(Records from a dataset)
━━━━

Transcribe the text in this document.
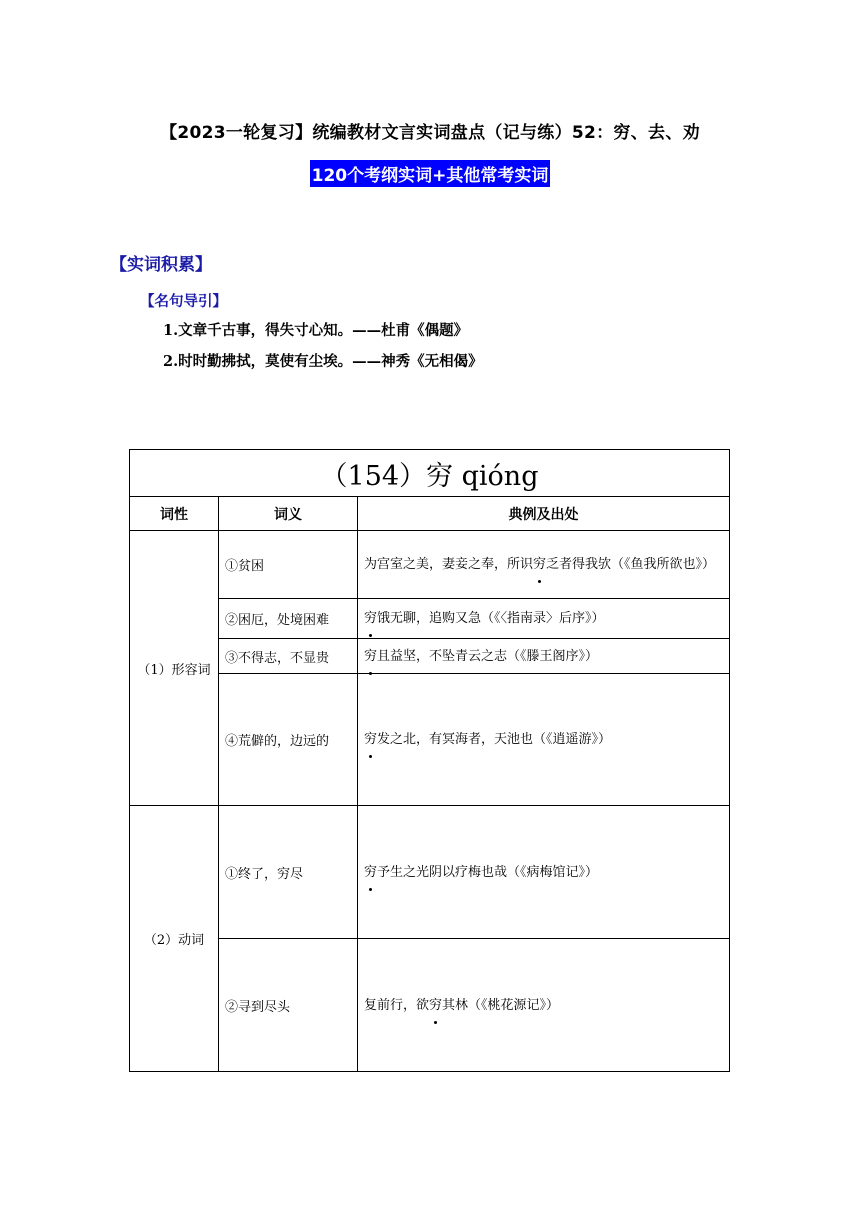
【2023一轮复习】统编教材文言实词盘点（记与练）52：穷、去、劝
120个考纲实词+其他常考实词
【实词积累】
【名句导引】
1.文章千古事，得失寸心知。——杜甫《偶题》
2.时时勤拂拭，莫使有尘埃。——神秀《无相偈》
（154）穷 qióng		
词性	词义	典例及出处
（1）形容词	①贫困	为宫室之美，妻妾之奉，所识穷乏者得我欤（《鱼我所欲也》）
	②困厄，处境困难	穷饿无聊，追购又急（《〈指南录〉后序》）
	③不得志，不显贵	穷且益坚，不坠青云之志（《滕王阁序》）
	④荒僻的，边远的	穷发之北，有冥海者，天池也（《逍遥游》）
（2）动词	①终了，穷尽	穷予生之光阴以疗梅也哉（《病梅馆记》）
	②寻到尽头	复前行，欲穷其林（《桃花源记》）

━━━━

→ Work instructions
Leave out the pictures and print each record exactly as it stands.

→ Full solution
Transcribe the text in this document.
【2023一轮复习】统编教材文言实词盘点（记与练）52：穷、去、劝
120个考纲实词+其他常考实词
【实词积累】
【名句导引】
1.文章千古事，得失寸心知。——杜甫《偶题》
2.时时勤拂拭，莫使有尘埃。——神秀《无相偈》
（154）穷 qióng		
词性	词义	典例及出处
（1）形容词	①贫困	为宫室之美，妻妾之奉，所识穷乏者得我欤（《鱼我所欲也》）
	②困厄，处境困难	穷饿无聊，追购又急（《〈指南录〉后序》）
	③不得志，不显贵	穷且益坚，不坠青云之志（《滕王阁序》）
	④荒僻的，边远的	穷发之北，有冥海者，天池也（《逍遥游》）
（2）动词	①终了，穷尽	穷予生之光阴以疗梅也哉（《病梅馆记》）
	②寻到尽头	复前行，欲穷其林（《桃花源记》）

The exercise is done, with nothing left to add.